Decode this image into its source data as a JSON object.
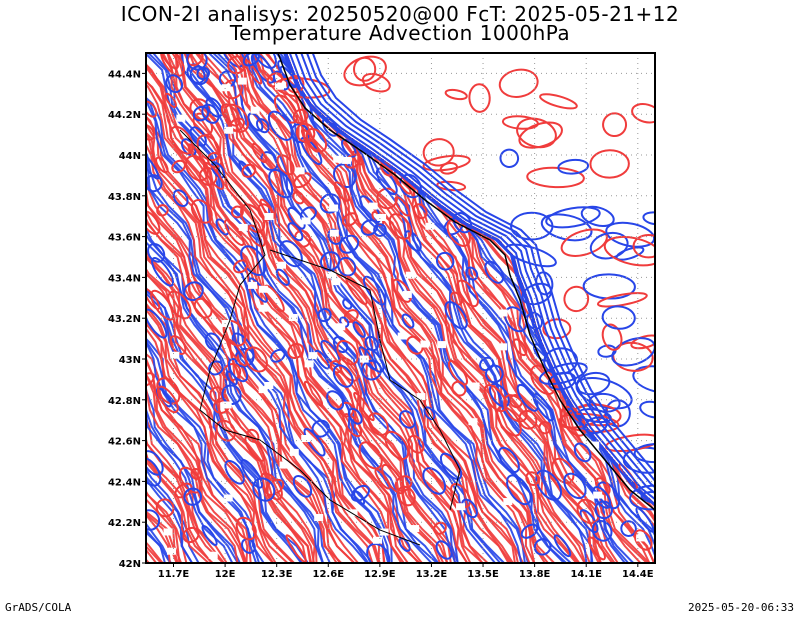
{
  "title_line1": "ICON-2I analisys: 20250520@00 FcT: 2025-05-21+12",
  "title_line2": "Temperature Advection 1000hPa",
  "footer_left": "GrADS/COLA",
  "footer_right": "2025-05-20-06:33",
  "colors": {
    "warm": "#f03c3c",
    "cold": "#2846e8",
    "grid": "#9a9a9a",
    "border": "#000000"
  },
  "map": {
    "lon_ticks": [
      "11.7E",
      "12E",
      "12.3E",
      "12.6E",
      "12.9E",
      "13.2E",
      "13.5E",
      "13.8E",
      "14.1E",
      "14.4E"
    ],
    "lat_ticks": [
      "44.4N",
      "44.2N",
      "44N",
      "43.8N",
      "43.6N",
      "43.4N",
      "43.2N",
      "43N",
      "42.8N",
      "42.6N",
      "42.4N",
      "42.2N",
      "42N"
    ],
    "lon_range": [
      11.54,
      14.5
    ],
    "lat_range": [
      42.0,
      44.5
    ]
  }
}
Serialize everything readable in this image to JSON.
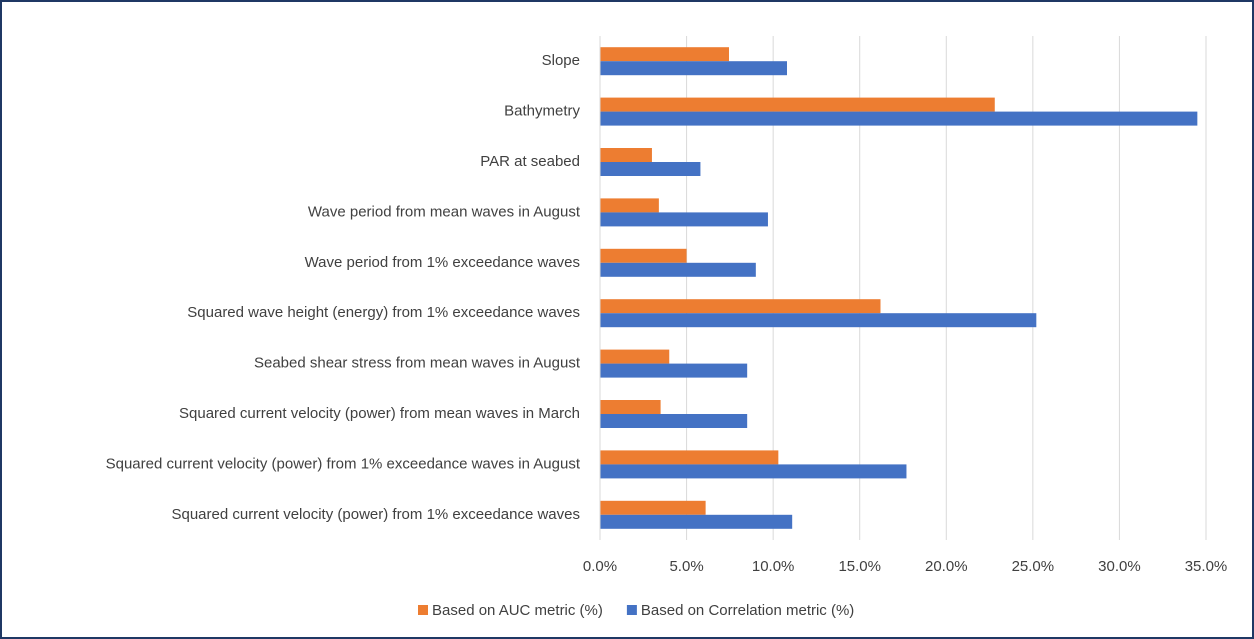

Problem statement
Check each line of the entries above for the word "JSON". List the ones that have it.

Correct answer
Decode this image into its source data as a JSON object.
Serialize everything readable in this image to JSON.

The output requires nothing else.